------ DATA ROWS

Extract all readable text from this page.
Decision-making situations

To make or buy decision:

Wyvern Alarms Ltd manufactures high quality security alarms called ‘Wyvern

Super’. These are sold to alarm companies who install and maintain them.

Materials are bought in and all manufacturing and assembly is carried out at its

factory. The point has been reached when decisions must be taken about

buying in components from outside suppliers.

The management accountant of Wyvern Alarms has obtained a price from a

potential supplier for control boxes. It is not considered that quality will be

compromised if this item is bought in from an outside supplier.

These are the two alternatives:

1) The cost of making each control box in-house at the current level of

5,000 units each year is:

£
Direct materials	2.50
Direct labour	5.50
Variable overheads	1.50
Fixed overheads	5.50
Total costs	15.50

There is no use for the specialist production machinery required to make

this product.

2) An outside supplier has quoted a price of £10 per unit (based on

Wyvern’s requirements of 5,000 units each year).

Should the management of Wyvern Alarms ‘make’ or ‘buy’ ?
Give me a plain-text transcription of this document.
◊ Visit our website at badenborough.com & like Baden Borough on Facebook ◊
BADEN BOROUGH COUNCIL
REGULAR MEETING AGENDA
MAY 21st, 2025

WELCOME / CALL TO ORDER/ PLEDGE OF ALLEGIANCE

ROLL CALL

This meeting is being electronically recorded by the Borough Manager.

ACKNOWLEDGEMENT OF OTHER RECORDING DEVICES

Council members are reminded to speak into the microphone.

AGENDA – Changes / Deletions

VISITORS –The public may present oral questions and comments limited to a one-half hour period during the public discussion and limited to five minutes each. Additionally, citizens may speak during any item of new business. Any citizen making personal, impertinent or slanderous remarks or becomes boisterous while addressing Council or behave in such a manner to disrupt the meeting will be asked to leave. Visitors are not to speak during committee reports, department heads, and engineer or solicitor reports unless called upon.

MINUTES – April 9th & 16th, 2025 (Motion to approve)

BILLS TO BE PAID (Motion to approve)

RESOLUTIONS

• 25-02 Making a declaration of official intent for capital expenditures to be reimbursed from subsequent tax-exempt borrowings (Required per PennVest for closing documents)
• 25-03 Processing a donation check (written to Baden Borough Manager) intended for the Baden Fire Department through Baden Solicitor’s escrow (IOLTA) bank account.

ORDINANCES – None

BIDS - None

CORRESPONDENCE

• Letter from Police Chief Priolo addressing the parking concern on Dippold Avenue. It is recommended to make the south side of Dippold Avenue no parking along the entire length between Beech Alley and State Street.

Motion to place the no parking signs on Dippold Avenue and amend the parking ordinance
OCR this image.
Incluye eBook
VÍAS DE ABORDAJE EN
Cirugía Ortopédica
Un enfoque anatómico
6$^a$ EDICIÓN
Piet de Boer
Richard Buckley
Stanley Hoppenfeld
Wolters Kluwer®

------------

** WHAT TO PRODUCE **
Lines from the one containing "OCR this image." through the final line are to be given again verbatim, with nothing before or after.

** RESULT FOR THIS EXERCISE **
OCR this image.
Incluye eBook
VÍAS DE ABORDAJE EN
Cirugía Ortopédica
Un enfoque anatómico
6$^a$ EDICIÓN
Piet de Boer
Richard Buckley
Stanley Hoppenfeld
Wolters Kluwer®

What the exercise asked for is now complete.